[Start of Dataset]

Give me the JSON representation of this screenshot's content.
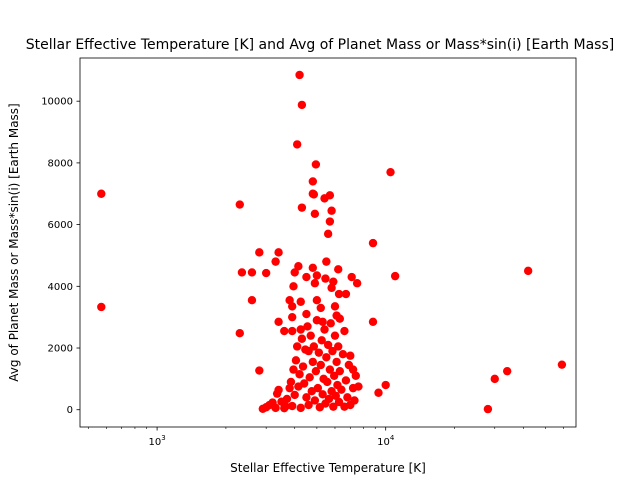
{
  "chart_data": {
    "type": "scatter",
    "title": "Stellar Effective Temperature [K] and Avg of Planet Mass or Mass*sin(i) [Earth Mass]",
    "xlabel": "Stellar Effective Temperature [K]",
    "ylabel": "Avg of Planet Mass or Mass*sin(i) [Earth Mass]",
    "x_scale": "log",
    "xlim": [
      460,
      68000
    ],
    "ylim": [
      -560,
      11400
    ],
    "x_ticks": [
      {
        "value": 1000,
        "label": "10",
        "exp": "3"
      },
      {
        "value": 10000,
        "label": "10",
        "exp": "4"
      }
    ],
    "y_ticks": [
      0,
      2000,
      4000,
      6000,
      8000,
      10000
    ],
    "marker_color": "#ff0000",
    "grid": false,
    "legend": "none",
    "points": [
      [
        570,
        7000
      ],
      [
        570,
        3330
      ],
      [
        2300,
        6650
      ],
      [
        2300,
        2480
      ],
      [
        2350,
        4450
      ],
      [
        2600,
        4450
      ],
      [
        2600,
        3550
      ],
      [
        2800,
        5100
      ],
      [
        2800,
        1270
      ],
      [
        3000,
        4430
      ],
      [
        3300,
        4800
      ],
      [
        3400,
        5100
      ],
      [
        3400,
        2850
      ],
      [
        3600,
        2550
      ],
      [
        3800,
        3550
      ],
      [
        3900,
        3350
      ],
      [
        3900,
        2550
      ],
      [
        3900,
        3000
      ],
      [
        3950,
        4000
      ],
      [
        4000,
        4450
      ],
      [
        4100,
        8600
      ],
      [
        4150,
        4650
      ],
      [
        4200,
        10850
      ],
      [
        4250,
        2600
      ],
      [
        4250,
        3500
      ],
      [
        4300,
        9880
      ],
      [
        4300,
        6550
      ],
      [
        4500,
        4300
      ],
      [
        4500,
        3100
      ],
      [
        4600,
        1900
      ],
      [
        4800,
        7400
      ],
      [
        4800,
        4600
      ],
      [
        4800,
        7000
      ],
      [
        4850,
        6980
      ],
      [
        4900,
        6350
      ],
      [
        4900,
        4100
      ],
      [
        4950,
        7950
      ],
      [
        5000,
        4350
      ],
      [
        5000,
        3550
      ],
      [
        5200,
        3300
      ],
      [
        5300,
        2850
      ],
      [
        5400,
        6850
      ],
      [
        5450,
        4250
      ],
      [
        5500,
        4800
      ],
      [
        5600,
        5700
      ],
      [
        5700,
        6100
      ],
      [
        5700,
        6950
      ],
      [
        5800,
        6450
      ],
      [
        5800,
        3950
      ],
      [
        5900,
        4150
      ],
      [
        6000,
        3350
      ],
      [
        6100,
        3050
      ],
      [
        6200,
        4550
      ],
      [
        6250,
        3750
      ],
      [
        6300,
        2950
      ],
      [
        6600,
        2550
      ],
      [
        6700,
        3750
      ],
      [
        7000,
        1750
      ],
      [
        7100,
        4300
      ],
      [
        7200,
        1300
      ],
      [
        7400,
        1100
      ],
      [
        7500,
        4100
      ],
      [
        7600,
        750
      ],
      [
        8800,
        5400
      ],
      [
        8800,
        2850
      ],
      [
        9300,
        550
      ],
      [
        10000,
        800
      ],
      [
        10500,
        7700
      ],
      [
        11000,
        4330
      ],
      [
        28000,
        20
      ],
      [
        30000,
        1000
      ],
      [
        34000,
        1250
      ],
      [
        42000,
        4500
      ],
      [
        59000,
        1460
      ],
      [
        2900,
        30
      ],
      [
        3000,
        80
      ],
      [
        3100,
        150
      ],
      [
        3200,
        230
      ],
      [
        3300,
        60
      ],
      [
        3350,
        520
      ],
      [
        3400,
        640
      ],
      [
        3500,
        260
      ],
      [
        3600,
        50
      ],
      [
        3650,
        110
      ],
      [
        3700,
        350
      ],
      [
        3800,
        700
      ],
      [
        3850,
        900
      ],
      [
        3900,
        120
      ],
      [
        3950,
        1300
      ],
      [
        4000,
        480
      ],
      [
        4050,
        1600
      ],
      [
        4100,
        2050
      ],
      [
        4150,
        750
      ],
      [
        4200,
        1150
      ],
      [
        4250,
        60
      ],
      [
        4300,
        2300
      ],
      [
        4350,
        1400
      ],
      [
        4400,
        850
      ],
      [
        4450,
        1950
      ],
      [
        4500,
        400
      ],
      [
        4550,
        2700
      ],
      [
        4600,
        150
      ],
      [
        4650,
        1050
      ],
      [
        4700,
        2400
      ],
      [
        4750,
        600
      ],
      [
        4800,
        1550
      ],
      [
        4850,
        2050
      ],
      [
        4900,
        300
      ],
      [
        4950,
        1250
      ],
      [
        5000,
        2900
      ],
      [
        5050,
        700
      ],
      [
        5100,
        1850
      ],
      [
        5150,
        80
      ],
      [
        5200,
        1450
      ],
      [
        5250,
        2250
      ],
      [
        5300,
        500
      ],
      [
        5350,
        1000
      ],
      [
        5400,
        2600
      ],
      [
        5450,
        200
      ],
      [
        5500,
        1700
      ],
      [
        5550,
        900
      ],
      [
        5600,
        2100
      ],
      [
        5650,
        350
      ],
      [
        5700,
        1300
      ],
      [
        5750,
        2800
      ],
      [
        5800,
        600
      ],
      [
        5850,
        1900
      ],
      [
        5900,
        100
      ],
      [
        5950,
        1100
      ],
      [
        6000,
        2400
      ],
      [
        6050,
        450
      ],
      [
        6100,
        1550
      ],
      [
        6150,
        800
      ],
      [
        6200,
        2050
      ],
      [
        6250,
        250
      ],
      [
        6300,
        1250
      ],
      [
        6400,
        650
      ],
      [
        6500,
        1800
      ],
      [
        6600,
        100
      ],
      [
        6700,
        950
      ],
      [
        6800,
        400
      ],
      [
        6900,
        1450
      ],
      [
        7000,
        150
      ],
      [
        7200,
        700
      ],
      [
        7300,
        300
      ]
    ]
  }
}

[End of Dataset]
[Start of Dataset]

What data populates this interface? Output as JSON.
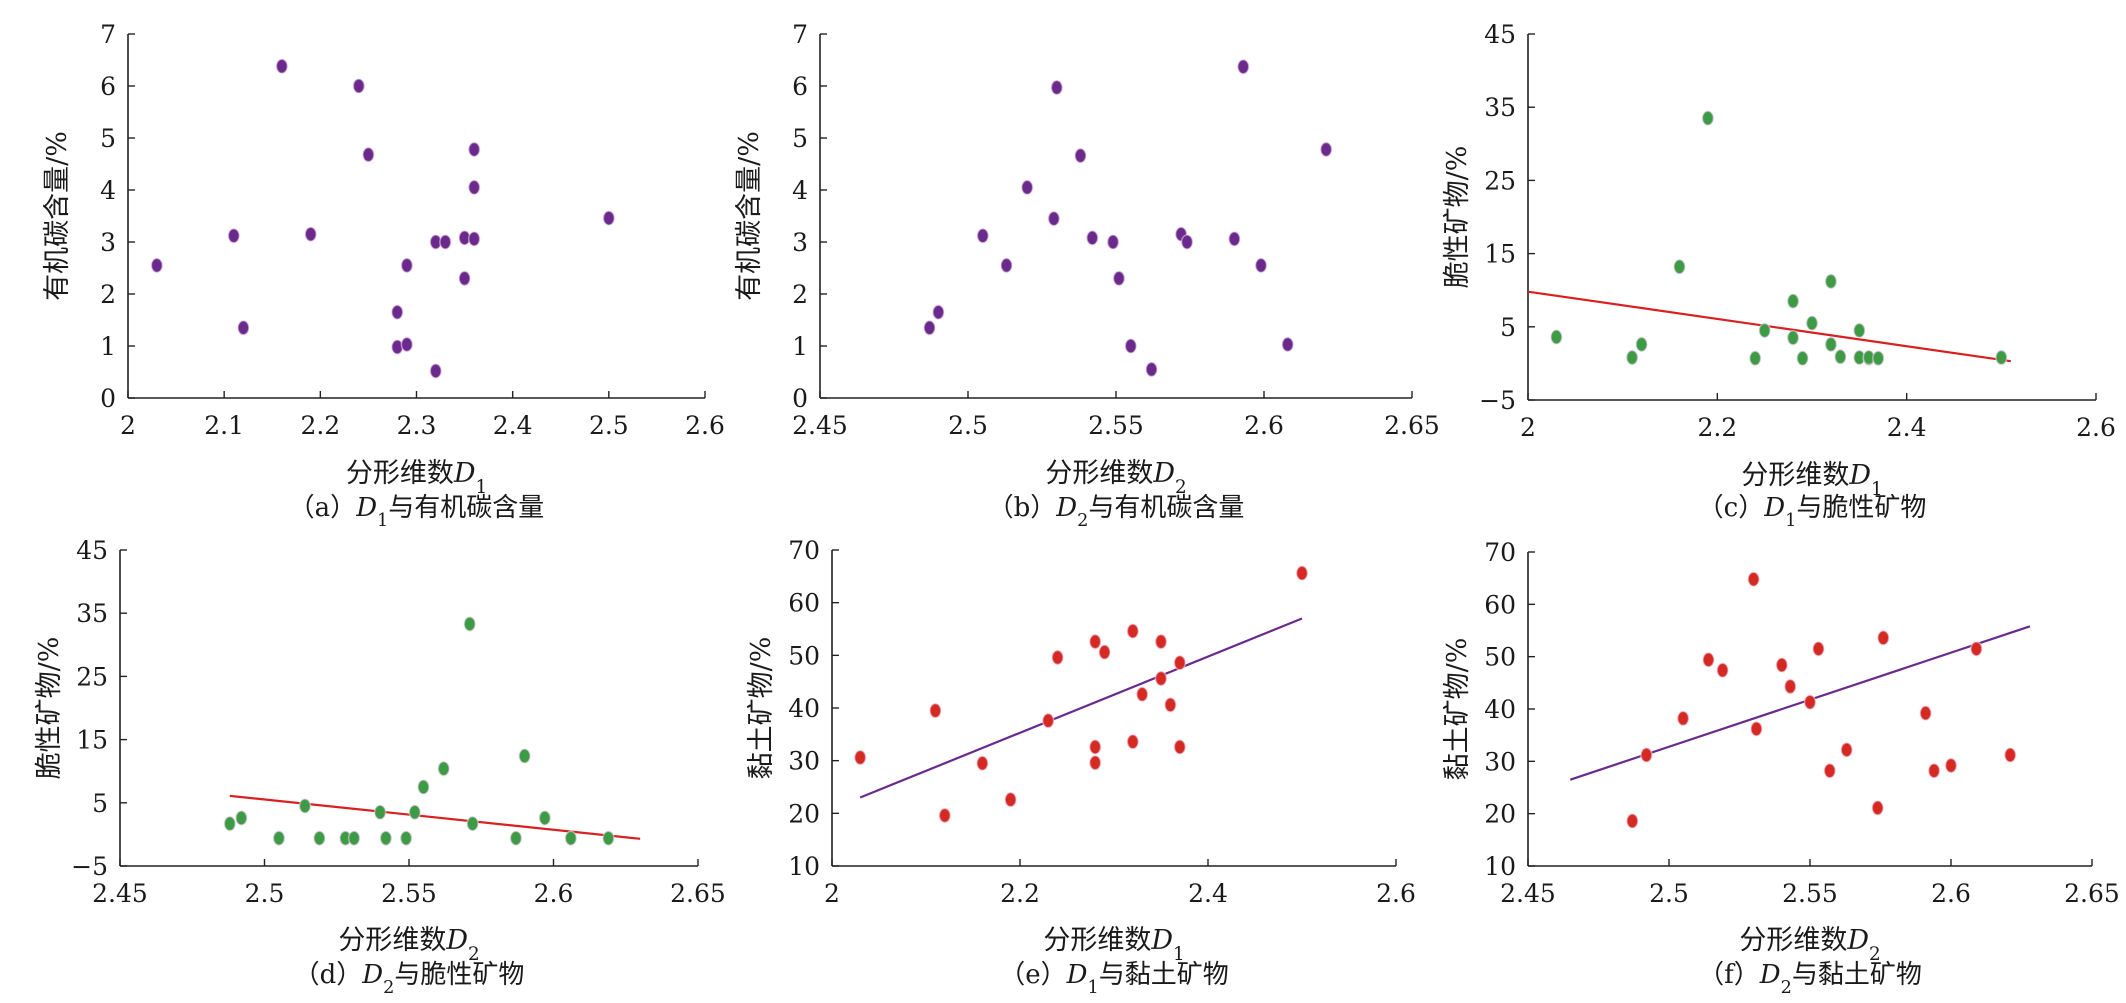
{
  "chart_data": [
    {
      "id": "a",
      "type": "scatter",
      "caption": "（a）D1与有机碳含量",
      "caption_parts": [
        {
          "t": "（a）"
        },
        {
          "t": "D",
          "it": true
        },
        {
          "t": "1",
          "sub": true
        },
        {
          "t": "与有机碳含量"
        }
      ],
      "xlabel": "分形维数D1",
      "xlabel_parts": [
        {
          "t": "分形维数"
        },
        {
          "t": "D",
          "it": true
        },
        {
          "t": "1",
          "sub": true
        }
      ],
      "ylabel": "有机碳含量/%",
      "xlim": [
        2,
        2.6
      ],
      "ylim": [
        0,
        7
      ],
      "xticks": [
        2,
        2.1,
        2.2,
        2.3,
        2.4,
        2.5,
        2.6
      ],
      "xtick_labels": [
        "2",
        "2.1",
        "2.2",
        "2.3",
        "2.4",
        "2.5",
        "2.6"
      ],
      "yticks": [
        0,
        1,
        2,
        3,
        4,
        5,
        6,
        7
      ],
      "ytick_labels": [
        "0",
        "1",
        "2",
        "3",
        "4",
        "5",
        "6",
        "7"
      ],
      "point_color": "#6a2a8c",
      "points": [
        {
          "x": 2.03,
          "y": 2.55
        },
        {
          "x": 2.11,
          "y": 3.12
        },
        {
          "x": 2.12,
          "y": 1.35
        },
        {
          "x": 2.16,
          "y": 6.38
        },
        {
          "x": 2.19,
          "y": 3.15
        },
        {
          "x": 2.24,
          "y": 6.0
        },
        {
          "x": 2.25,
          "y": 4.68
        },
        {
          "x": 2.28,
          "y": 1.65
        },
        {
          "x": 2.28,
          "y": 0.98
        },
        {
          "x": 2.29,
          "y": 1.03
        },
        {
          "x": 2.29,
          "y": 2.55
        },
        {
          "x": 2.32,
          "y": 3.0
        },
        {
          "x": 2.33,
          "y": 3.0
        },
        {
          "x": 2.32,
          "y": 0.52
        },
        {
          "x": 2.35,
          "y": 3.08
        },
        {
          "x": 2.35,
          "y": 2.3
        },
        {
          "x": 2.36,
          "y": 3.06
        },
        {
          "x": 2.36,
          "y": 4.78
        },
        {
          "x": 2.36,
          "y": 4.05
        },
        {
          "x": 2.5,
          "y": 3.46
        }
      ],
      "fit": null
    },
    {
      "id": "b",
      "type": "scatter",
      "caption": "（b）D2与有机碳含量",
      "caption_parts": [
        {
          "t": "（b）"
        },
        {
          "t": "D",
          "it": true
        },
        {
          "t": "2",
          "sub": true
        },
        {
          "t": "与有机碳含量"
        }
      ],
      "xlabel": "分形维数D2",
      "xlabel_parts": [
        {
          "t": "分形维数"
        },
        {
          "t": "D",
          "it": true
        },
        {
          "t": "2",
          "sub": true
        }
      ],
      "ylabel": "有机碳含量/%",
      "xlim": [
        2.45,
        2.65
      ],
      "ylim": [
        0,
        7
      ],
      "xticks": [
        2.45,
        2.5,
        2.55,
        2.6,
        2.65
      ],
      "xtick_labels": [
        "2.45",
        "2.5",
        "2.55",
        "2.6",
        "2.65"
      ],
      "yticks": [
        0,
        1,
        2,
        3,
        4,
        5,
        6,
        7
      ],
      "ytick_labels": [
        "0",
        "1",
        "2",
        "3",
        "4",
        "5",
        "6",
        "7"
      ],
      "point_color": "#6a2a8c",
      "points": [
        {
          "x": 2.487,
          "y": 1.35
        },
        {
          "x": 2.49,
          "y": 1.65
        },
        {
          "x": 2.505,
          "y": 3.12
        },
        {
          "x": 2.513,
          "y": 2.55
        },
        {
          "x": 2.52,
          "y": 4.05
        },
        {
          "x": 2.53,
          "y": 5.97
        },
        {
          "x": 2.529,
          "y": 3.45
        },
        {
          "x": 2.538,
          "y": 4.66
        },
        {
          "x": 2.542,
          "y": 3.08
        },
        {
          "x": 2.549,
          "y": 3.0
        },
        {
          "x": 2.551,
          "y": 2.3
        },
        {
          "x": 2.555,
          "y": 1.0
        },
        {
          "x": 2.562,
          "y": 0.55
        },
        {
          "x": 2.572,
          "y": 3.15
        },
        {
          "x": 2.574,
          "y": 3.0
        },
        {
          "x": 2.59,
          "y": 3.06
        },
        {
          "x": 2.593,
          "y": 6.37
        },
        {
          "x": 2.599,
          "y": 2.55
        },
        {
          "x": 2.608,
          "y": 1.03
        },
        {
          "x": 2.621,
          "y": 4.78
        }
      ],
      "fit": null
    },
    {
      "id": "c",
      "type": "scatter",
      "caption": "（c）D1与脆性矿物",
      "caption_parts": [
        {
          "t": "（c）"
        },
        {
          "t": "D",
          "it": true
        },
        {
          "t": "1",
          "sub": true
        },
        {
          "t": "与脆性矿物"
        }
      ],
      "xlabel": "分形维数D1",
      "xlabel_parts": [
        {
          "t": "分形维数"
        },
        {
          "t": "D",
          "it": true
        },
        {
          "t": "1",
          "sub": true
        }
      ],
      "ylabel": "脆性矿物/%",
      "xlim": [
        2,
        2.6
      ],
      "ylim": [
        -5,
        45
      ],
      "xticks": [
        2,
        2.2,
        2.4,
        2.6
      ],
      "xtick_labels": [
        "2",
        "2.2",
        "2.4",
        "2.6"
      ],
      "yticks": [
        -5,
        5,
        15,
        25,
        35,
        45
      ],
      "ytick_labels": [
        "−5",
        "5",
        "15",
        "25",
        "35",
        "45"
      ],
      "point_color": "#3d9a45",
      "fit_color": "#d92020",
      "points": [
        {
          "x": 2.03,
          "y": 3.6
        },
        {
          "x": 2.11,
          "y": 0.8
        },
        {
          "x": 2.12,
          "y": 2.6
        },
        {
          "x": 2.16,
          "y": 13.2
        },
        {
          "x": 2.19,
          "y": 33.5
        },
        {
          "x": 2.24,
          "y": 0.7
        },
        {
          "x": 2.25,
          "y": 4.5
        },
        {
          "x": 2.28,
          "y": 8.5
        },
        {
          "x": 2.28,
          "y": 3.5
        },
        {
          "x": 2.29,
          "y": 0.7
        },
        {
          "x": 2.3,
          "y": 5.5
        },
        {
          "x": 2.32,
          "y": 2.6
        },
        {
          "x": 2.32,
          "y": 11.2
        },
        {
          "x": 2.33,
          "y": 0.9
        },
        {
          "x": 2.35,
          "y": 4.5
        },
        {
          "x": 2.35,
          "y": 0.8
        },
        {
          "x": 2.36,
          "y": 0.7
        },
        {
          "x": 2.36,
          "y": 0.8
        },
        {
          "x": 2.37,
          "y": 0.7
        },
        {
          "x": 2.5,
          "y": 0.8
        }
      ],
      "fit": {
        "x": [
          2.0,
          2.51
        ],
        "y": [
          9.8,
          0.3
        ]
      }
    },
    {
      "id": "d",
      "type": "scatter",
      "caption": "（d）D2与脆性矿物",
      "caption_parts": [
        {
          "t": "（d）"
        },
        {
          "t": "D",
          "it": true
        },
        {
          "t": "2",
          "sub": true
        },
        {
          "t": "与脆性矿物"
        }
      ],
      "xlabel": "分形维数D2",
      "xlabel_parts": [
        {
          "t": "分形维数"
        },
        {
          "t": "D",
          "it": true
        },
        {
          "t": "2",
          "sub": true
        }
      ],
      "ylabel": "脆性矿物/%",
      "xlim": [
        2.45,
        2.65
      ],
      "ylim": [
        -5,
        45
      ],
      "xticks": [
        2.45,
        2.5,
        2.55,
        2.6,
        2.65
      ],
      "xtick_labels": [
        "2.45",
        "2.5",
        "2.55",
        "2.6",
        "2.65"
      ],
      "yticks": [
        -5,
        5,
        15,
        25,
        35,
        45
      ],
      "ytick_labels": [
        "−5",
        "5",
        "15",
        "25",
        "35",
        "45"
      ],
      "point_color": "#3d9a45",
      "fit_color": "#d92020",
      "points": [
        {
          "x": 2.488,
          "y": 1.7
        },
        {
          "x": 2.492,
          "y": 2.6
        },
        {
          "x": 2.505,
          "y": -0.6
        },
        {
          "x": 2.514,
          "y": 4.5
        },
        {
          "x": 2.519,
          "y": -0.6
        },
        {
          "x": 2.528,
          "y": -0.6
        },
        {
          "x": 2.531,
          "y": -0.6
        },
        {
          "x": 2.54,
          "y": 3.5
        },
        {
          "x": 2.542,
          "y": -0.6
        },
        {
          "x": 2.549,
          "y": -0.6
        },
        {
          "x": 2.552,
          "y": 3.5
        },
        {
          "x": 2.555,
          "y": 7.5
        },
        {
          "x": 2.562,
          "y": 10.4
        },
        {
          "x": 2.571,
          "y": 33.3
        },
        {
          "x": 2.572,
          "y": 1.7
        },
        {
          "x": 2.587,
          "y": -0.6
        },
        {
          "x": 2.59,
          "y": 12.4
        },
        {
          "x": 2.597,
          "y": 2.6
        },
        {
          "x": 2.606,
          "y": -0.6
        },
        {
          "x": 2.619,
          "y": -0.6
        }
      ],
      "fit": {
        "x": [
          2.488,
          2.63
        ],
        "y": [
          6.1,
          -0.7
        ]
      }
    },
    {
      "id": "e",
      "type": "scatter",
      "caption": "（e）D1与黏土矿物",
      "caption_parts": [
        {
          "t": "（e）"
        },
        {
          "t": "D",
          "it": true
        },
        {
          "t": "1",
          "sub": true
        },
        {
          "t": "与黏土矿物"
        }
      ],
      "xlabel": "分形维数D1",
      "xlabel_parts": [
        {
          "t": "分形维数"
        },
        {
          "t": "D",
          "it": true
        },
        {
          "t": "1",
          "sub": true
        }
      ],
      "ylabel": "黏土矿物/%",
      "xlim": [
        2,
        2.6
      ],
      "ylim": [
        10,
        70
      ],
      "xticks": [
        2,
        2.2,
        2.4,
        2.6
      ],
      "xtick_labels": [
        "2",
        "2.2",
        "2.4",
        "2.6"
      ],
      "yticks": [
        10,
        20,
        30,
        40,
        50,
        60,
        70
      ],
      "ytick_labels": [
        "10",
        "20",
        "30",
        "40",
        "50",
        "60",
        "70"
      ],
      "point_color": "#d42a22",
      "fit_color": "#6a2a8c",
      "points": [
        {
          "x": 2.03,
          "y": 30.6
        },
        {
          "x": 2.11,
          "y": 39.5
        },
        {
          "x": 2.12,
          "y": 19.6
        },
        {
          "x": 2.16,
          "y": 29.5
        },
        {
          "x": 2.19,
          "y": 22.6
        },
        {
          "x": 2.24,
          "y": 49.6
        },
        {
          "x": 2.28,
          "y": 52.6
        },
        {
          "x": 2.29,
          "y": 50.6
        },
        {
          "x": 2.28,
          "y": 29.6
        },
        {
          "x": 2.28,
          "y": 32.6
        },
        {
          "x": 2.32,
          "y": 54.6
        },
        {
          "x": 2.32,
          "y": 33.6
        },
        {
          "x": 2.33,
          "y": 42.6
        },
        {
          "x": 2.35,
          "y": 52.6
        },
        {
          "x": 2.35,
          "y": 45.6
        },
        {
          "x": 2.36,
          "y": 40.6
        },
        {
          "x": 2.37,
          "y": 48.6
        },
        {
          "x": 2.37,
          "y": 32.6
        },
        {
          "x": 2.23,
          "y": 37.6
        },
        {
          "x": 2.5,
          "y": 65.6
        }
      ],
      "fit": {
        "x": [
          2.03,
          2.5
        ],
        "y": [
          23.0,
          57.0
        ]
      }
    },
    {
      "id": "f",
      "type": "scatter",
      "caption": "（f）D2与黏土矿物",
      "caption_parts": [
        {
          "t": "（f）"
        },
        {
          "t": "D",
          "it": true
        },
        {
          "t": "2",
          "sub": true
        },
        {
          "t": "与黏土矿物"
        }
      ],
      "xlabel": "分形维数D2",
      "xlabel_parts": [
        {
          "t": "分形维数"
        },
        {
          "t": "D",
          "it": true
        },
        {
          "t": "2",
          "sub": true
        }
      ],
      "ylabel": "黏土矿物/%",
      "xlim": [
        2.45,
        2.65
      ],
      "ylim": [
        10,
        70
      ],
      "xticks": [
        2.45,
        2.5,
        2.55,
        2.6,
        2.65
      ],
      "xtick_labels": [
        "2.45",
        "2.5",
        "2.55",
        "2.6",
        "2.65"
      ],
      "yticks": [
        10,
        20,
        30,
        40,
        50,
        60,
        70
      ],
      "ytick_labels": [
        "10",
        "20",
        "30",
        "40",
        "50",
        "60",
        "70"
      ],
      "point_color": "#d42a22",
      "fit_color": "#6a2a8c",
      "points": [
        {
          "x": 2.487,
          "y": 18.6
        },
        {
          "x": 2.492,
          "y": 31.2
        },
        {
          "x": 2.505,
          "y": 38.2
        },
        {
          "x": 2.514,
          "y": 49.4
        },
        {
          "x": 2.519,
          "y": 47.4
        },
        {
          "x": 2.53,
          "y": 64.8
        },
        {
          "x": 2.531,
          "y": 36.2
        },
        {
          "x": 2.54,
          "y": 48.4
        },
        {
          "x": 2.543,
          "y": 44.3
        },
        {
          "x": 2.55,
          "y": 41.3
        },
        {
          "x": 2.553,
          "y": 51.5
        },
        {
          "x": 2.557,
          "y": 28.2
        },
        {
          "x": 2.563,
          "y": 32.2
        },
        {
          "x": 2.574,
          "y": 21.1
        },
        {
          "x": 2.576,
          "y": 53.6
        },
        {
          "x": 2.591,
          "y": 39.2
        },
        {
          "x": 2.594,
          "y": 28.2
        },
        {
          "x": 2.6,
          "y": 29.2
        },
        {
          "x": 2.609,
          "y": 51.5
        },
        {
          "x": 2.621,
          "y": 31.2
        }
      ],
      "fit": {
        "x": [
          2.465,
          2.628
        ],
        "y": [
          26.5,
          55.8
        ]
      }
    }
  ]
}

[End of Dataset]

Exercise description:
Locate the word "Temperature" in the data above. Copy every line carrying it.

Answer below:
    "title": "Stellar Effective Temperature [K] and Avg of Planet Mass or Mass*sin(i) [Earth Mass]",
    "xlabel": "Stellar Effective Temperature [K]",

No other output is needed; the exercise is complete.